_YOUR INSTRUCTIONS_
Print the records again, character for character.

_LISTING_
• • • • •
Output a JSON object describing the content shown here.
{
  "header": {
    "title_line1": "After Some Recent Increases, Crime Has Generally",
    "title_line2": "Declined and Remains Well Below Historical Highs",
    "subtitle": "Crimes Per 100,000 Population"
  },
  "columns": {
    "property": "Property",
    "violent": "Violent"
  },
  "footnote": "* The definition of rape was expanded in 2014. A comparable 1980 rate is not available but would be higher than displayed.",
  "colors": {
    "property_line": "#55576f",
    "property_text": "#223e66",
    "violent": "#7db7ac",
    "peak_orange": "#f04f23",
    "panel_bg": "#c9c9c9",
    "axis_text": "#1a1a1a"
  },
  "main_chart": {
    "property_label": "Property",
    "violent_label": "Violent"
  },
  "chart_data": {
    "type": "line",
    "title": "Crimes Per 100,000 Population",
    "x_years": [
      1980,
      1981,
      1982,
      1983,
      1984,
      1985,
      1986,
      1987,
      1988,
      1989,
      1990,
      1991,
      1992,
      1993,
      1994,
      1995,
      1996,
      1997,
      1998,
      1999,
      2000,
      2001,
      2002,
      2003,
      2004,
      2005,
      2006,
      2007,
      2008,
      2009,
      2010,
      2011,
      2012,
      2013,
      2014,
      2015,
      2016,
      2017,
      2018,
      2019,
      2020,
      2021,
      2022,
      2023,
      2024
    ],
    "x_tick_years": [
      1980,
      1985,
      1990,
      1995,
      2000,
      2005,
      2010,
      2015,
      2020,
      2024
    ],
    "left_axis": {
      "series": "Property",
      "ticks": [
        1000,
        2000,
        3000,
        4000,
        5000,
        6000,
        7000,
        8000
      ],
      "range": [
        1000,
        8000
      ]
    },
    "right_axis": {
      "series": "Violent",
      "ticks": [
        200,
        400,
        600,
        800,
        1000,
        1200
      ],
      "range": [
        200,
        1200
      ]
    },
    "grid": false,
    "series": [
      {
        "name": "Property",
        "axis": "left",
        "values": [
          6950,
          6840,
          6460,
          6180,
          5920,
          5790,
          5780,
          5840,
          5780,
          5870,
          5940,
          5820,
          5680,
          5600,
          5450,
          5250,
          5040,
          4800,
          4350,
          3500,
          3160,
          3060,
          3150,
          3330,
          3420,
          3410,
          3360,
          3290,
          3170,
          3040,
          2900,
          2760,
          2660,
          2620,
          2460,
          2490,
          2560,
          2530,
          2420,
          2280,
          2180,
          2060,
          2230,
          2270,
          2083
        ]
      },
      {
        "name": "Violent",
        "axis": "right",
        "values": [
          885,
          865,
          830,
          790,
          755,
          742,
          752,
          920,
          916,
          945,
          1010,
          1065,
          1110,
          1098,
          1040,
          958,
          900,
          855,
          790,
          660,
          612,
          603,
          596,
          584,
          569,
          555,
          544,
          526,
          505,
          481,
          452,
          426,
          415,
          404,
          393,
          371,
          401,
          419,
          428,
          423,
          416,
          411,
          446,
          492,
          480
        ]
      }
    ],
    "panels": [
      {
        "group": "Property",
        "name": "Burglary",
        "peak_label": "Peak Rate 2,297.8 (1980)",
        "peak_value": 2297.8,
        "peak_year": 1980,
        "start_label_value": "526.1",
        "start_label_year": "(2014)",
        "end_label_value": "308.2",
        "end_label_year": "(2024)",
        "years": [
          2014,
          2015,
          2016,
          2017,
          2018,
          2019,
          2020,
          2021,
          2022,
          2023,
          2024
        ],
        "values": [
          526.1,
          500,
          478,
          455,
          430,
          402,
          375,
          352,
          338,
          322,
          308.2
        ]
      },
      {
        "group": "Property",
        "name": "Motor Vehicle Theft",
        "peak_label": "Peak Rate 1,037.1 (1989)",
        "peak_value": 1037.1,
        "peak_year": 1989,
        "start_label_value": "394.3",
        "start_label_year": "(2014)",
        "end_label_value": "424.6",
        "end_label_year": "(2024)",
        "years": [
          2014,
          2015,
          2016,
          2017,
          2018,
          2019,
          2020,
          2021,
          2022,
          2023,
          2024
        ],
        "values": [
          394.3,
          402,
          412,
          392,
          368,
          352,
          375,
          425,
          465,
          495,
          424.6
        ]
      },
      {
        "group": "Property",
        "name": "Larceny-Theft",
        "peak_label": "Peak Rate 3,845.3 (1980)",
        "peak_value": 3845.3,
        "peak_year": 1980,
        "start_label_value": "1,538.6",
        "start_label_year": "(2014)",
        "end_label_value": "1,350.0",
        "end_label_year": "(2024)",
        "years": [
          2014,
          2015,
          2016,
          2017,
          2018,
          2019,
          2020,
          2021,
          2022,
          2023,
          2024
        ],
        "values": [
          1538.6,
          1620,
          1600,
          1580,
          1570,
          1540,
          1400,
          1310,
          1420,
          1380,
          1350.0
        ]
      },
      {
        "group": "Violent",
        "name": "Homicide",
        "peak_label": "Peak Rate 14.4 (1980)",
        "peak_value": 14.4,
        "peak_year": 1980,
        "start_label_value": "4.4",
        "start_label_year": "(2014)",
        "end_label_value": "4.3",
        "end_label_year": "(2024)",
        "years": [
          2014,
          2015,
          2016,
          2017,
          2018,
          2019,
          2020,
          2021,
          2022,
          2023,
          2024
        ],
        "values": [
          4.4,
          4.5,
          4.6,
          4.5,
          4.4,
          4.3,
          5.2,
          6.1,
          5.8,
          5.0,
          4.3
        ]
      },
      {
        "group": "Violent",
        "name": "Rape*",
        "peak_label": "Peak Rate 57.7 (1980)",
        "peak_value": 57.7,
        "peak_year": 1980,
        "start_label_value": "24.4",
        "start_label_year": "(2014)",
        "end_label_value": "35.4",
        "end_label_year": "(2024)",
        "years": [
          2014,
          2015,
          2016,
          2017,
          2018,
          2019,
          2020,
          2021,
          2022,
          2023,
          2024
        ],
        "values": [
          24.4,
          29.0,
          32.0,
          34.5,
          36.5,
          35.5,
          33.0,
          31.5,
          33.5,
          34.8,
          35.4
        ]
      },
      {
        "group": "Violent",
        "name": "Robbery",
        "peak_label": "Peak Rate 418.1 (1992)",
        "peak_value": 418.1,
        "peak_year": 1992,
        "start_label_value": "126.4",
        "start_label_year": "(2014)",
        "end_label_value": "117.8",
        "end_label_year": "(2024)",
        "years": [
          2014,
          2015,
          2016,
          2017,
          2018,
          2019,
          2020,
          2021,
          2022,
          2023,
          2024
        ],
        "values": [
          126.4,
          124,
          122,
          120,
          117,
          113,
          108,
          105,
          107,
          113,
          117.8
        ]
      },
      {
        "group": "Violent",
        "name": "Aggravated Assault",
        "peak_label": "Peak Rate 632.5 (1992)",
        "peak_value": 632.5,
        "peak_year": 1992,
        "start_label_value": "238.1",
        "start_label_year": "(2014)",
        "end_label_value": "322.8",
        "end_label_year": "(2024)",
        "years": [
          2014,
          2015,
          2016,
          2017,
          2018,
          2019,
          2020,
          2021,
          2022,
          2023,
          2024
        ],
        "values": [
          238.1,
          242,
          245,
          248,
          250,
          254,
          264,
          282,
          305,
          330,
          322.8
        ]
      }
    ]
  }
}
• • • • •
_WORKED ANSWER_
Output a JSON object describing the content shown here.
{
  "header": {
    "title_line1": "After Some Recent Increases, Crime Has Generally",
    "title_line2": "Declined and Remains Well Below Historical Highs",
    "subtitle": "Crimes Per 100,000 Population"
  },
  "columns": {
    "property": "Property",
    "violent": "Violent"
  },
  "footnote": "* The definition of rape was expanded in 2014. A comparable 1980 rate is not available but would be higher than displayed.",
  "colors": {
    "property_line": "#55576f",
    "property_text": "#223e66",
    "violent": "#7db7ac",
    "peak_orange": "#f04f23",
    "panel_bg": "#c9c9c9",
    "axis_text": "#1a1a1a"
  },
  "main_chart": {
    "property_label": "Property",
    "violent_label": "Violent"
  },
  "chart_data": {
    "type": "line",
    "title": "Crimes Per 100,000 Population",
    "x_years": [
      1980,
      1981,
      1982,
      1983,
      1984,
      1985,
      1986,
      1987,
      1988,
      1989,
      1990,
      1991,
      1992,
      1993,
      1994,
      1995,
      1996,
      1997,
      1998,
      1999,
      2000,
      2001,
      2002,
      2003,
      2004,
      2005,
      2006,
      2007,
      2008,
      2009,
      2010,
      2011,
      2012,
      2013,
      2014,
      2015,
      2016,
      2017,
      2018,
      2019,
      2020,
      2021,
      2022,
      2023,
      2024
    ],
    "x_tick_years": [
      1980,
      1985,
      1990,
      1995,
      2000,
      2005,
      2010,
      2015,
      2020,
      2024
    ],
    "left_axis": {
      "series": "Property",
      "ticks": [
        1000,
        2000,
        3000,
        4000,
        5000,
        6000,
        7000,
        8000
      ],
      "range": [
        1000,
        8000
      ]
    },
    "right_axis": {
      "series": "Violent",
      "ticks": [
        200,
        400,
        600,
        800,
        1000,
        1200
      ],
      "range": [
        200,
        1200
      ]
    },
    "grid": false,
    "series": [
      {
        "name": "Property",
        "axis": "left",
        "values": [
          6950,
          6840,
          6460,
          6180,
          5920,
          5790,
          5780,
          5840,
          5780,
          5870,
          5940,
          5820,
          5680,
          5600,
          5450,
          5250,
          5040,
          4800,
          4350,
          3500,
          3160,
          3060,
          3150,
          3330,
          3420,
          3410,
          3360,
          3290,
          3170,
          3040,
          2900,
          2760,
          2660,
          2620,
          2460,
          2490,
          2560,
          2530,
          2420,
          2280,
          2180,
          2060,
          2230,
          2270,
          2083
        ]
      },
      {
        "name": "Violent",
        "axis": "right",
        "values": [
          885,
          865,
          830,
          790,
          755,
          742,
          752,
          920,
          916,
          945,
          1010,
          1065,
          1110,
          1098,
          1040,
          958,
          900,
          855,
          790,
          660,
          612,
          603,
          596,
          584,
          569,
          555,
          544,
          526,
          505,
          481,
          452,
          426,
          415,
          404,
          393,
          371,
          401,
          419,
          428,
          423,
          416,
          411,
          446,
          492,
          480
        ]
      }
    ],
    "panels": [
      {
        "group": "Property",
        "name": "Burglary",
        "peak_label": "Peak Rate 2,297.8 (1980)",
        "peak_value": 2297.8,
        "peak_year": 1980,
        "start_label_value": "526.1",
        "start_label_year": "(2014)",
        "end_label_value": "308.2",
        "end_label_year": "(2024)",
        "years": [
          2014,
          2015,
          2016,
          2017,
          2018,
          2019,
          2020,
          2021,
          2022,
          2023,
          2024
        ],
        "values": [
          526.1,
          500,
          478,
          455,
          430,
          402,
          375,
          352,
          338,
          322,
          308.2
        ]
      },
      {
        "group": "Property",
        "name": "Motor Vehicle Theft",
        "peak_label": "Peak Rate 1,037.1 (1989)",
        "peak_value": 1037.1,
        "peak_year": 1989,
        "start_label_value": "394.3",
        "start_label_year": "(2014)",
        "end_label_value": "424.6",
        "end_label_year": "(2024)",
        "years": [
          2014,
          2015,
          2016,
          2017,
          2018,
          2019,
          2020,
          2021,
          2022,
          2023,
          2024
        ],
        "values": [
          394.3,
          402,
          412,
          392,
          368,
          352,
          375,
          425,
          465,
          495,
          424.6
        ]
      },
      {
        "group": "Property",
        "name": "Larceny-Theft",
        "peak_label": "Peak Rate 3,845.3 (1980)",
        "peak_value": 3845.3,
        "peak_year": 1980,
        "start_label_value": "1,538.6",
        "start_label_year": "(2014)",
        "end_label_value": "1,350.0",
        "end_label_year": "(2024)",
        "years": [
          2014,
          2015,
          2016,
          2017,
          2018,
          2019,
          2020,
          2021,
          2022,
          2023,
          2024
        ],
        "values": [
          1538.6,
          1620,
          1600,
          1580,
          1570,
          1540,
          1400,
          1310,
          1420,
          1380,
          1350.0
        ]
      },
      {
        "group": "Violent",
        "name": "Homicide",
        "peak_label": "Peak Rate 14.4 (1980)",
        "peak_value": 14.4,
        "peak_year": 1980,
        "start_label_value": "4.4",
        "start_label_year": "(2014)",
        "end_label_value": "4.3",
        "end_label_year": "(2024)",
        "years": [
          2014,
          2015,
          2016,
          2017,
          2018,
          2019,
          2020,
          2021,
          2022,
          2023,
          2024
        ],
        "values": [
          4.4,
          4.5,
          4.6,
          4.5,
          4.4,
          4.3,
          5.2,
          6.1,
          5.8,
          5.0,
          4.3
        ]
      },
      {
        "group": "Violent",
        "name": "Rape*",
        "peak_label": "Peak Rate 57.7 (1980)",
        "peak_value": 57.7,
        "peak_year": 1980,
        "start_label_value": "24.4",
        "start_label_year": "(2014)",
        "end_label_value": "35.4",
        "end_label_year": "(2024)",
        "years": [
          2014,
          2015,
          2016,
          2017,
          2018,
          2019,
          2020,
          2021,
          2022,
          2023,
          2024
        ],
        "values": [
          24.4,
          29.0,
          32.0,
          34.5,
          36.5,
          35.5,
          33.0,
          31.5,
          33.5,
          34.8,
          35.4
        ]
      },
      {
        "group": "Violent",
        "name": "Robbery",
        "peak_label": "Peak Rate 418.1 (1992)",
        "peak_value": 418.1,
        "peak_year": 1992,
        "start_label_value": "126.4",
        "start_label_year": "(2014)",
        "end_label_value": "117.8",
        "end_label_year": "(2024)",
        "years": [
          2014,
          2015,
          2016,
          2017,
          2018,
          2019,
          2020,
          2021,
          2022,
          2023,
          2024
        ],
        "values": [
          126.4,
          124,
          122,
          120,
          117,
          113,
          108,
          105,
          107,
          113,
          117.8
        ]
      },
      {
        "group": "Violent",
        "name": "Aggravated Assault",
        "peak_label": "Peak Rate 632.5 (1992)",
        "peak_value": 632.5,
        "peak_year": 1992,
        "start_label_value": "238.1",
        "start_label_year": "(2014)",
        "end_label_value": "322.8",
        "end_label_year": "(2024)",
        "years": [
          2014,
          2015,
          2016,
          2017,
          2018,
          2019,
          2020,
          2021,
          2022,
          2023,
          2024
        ],
        "values": [
          238.1,
          242,
          245,
          248,
          250,
          254,
          264,
          282,
          305,
          330,
          322.8
        ]
      }
    ]
  }
}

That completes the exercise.